> _Items_
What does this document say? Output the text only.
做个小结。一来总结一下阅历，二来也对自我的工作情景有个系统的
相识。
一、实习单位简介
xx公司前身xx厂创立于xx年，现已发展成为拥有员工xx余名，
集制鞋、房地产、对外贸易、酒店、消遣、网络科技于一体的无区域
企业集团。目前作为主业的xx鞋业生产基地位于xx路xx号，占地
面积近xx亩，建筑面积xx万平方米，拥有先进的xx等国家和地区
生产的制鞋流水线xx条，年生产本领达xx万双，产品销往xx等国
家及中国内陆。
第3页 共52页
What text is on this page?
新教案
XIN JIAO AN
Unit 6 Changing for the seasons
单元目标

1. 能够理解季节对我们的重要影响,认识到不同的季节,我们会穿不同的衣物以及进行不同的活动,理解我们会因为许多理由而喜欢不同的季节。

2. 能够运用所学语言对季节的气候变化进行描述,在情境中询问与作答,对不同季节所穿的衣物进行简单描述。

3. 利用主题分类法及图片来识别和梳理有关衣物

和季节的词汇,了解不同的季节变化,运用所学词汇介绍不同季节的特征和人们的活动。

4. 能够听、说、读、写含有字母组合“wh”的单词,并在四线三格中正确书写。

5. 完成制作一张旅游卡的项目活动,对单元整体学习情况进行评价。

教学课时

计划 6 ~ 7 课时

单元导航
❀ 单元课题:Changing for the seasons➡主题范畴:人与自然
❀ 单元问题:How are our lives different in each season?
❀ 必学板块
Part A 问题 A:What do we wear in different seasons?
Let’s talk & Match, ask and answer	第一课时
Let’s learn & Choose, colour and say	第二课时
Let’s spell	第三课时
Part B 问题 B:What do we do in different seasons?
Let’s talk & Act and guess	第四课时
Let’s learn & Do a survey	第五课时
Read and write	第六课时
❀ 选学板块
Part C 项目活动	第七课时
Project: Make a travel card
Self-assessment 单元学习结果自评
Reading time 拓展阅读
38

> _Task instructions_
Where a line contains the string "this", extract that line.

> _Task answer_
What does this document say? Output the text only.
What text is on this page?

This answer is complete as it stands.